TASK PROMPT:
Tally the lines that contain the string "source" and give the number by itself.
※ ※ ※
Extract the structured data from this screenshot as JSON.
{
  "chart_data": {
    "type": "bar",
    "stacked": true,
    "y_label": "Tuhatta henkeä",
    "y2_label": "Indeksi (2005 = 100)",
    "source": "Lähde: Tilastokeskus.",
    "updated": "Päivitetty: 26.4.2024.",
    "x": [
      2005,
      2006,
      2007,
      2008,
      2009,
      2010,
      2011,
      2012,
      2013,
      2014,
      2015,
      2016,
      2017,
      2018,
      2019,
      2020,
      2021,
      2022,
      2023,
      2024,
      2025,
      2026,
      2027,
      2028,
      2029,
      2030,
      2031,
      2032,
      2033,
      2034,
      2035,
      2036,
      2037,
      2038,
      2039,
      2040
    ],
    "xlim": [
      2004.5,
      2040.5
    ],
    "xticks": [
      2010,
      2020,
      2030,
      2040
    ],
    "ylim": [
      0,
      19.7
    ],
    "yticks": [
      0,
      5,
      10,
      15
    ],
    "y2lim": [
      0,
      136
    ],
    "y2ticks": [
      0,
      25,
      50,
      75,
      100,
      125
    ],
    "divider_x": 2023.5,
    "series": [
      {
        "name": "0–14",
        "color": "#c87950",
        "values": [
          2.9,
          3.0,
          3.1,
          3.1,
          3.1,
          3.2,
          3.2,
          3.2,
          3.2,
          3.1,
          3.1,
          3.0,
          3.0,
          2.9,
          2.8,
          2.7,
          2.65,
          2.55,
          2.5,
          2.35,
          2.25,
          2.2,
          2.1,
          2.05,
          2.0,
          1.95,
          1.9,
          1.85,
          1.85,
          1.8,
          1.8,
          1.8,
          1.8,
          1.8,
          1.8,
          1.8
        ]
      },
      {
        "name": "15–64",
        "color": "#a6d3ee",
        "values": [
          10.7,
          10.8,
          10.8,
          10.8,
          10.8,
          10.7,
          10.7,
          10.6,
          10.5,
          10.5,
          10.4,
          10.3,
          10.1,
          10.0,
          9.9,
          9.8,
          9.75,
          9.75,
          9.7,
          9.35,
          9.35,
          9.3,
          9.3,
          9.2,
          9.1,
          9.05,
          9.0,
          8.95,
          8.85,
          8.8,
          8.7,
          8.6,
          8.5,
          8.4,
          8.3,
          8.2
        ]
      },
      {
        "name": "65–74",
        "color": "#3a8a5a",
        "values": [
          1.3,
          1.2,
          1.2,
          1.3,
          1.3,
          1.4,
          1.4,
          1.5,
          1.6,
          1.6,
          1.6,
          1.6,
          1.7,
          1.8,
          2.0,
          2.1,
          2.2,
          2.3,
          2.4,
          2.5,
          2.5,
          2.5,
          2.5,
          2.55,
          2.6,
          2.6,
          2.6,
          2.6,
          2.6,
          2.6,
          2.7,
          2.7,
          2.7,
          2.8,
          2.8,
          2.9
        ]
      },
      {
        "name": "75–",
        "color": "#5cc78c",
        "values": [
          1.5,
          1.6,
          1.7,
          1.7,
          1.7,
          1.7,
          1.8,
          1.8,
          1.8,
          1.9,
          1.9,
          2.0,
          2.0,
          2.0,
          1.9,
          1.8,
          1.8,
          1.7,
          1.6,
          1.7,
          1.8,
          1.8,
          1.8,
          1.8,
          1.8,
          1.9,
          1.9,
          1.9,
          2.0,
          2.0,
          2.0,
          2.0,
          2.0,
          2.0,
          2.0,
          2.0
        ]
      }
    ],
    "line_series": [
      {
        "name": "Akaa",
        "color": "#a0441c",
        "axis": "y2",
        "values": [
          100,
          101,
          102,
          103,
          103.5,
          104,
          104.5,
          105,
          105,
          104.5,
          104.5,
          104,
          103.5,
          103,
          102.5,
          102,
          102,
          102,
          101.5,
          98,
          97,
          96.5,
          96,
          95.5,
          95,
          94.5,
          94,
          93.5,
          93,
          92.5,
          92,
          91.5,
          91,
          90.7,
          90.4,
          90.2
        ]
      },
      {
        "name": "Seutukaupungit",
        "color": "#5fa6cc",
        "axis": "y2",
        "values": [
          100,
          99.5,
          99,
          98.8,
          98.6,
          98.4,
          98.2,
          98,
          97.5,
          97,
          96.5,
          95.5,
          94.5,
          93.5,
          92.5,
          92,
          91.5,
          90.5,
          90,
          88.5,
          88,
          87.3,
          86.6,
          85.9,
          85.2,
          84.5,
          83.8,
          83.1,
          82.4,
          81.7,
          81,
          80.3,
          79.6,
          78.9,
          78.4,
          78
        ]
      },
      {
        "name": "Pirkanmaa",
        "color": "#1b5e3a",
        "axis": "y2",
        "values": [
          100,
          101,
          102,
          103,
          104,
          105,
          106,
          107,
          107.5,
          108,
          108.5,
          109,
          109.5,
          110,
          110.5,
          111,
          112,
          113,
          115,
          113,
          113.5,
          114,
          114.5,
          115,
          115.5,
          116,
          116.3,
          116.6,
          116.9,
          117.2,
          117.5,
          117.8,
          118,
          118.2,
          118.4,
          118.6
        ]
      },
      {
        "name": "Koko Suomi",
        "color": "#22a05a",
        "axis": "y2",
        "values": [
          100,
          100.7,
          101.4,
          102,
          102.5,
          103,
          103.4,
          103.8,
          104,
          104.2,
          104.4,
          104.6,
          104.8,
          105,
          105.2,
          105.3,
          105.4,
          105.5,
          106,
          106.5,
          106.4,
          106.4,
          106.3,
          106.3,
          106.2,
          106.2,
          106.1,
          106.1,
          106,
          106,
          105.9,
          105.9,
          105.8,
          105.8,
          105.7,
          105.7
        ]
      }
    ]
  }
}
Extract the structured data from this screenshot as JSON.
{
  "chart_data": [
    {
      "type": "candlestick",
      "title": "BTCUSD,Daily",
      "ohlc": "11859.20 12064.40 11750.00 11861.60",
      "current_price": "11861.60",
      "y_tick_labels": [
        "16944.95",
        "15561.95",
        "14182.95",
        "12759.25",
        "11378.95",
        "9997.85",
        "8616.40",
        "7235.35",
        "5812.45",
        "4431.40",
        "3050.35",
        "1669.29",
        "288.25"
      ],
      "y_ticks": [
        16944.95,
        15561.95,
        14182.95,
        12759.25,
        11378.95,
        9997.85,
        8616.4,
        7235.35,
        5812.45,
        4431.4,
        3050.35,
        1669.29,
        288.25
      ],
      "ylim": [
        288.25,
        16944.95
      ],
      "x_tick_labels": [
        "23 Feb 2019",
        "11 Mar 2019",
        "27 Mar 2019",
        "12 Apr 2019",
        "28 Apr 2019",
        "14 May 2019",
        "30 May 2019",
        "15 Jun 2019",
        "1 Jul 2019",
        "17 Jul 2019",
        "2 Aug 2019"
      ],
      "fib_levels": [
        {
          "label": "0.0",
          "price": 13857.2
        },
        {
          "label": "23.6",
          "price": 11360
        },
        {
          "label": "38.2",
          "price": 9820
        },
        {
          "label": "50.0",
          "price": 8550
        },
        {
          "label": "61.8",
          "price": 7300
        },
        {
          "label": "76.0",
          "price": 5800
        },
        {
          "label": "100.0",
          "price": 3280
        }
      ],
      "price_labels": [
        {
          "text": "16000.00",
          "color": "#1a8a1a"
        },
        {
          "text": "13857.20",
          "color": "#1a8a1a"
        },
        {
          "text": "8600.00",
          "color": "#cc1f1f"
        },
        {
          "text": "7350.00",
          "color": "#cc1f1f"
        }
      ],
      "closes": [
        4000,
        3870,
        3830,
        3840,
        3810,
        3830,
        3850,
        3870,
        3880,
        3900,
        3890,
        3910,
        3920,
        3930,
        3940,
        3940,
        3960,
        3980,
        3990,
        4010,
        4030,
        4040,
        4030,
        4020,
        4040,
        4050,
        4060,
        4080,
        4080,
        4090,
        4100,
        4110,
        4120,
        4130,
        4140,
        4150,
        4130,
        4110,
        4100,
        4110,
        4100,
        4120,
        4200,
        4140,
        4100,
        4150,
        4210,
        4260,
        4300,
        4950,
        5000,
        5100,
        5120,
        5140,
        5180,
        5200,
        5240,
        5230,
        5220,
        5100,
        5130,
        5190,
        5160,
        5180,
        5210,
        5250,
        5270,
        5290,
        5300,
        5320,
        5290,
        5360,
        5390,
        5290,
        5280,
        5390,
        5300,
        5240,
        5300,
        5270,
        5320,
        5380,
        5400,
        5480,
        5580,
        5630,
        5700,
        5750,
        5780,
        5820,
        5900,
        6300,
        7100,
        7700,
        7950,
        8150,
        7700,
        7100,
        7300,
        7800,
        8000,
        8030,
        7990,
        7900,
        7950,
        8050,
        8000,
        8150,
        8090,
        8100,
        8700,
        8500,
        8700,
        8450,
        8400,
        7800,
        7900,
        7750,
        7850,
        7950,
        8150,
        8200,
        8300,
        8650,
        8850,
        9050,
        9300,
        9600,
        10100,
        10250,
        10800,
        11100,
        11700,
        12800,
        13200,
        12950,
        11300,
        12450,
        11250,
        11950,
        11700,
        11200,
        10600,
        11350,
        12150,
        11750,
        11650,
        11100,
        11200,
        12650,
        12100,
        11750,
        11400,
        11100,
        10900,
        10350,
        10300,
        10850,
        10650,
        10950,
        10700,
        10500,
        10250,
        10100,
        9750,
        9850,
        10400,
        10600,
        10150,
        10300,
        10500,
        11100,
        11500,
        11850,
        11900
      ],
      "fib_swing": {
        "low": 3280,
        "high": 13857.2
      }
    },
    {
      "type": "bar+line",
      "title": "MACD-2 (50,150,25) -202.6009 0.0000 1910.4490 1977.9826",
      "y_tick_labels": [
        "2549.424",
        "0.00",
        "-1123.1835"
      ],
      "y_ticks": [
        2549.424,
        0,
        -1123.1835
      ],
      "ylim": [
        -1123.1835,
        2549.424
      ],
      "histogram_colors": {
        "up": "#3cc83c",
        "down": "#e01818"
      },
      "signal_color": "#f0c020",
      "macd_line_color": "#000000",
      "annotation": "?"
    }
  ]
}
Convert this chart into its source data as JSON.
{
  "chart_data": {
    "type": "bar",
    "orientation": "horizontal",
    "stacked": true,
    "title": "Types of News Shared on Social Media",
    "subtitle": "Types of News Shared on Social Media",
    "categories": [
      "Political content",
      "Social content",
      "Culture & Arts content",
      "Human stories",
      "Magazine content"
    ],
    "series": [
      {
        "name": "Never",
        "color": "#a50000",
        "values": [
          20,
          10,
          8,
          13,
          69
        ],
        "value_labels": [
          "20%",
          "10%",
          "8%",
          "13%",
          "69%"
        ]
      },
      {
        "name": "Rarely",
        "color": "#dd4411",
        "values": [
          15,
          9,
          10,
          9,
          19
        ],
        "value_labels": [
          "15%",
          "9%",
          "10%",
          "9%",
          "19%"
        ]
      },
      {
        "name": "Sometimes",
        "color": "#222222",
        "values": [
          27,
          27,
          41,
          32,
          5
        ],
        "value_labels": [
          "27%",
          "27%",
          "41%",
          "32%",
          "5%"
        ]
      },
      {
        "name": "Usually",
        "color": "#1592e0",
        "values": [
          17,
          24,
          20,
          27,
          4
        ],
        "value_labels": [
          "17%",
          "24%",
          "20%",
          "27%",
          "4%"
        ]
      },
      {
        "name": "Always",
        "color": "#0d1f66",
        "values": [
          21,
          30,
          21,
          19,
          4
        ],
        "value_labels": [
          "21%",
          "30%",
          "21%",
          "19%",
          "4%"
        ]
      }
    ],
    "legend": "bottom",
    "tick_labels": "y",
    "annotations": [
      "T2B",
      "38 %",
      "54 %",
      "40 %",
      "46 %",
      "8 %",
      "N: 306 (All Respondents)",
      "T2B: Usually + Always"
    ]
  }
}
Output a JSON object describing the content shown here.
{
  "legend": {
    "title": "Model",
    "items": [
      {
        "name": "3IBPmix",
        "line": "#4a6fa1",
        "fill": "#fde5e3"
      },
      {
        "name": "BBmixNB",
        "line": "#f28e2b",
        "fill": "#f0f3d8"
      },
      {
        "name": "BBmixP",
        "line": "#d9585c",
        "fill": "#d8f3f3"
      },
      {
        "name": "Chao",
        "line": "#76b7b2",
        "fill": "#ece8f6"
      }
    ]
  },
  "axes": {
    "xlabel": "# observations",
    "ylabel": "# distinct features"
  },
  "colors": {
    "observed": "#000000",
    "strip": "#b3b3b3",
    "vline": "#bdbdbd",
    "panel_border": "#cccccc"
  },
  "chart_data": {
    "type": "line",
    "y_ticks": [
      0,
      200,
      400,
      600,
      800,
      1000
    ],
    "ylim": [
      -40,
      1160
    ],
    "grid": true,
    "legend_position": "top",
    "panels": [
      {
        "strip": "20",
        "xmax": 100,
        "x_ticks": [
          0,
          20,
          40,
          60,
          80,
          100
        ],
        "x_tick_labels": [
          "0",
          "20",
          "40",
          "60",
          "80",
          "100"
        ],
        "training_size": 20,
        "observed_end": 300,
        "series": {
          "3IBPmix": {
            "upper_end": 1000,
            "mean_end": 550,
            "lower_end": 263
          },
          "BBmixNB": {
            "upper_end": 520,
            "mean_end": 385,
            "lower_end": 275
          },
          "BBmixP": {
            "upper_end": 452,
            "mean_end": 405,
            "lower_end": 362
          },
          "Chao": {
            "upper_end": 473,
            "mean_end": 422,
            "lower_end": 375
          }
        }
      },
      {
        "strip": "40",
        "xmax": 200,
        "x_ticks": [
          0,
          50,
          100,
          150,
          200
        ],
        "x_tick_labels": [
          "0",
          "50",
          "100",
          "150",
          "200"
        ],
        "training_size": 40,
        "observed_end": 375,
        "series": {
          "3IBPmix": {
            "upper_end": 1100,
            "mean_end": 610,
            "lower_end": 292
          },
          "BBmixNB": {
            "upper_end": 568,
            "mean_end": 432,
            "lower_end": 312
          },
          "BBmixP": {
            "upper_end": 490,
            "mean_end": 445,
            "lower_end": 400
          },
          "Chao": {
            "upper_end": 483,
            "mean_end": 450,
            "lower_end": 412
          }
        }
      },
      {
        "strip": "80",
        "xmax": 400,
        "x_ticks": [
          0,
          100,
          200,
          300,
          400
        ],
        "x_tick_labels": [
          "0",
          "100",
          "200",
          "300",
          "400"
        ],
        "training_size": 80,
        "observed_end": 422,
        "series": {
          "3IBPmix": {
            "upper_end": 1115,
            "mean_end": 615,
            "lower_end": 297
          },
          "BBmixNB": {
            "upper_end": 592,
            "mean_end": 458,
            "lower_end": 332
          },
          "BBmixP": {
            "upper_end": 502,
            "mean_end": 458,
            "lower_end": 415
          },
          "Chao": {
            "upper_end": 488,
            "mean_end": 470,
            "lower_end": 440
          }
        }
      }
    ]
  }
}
※ ※ ※
SOLUTION TO THE EXERCISE:
2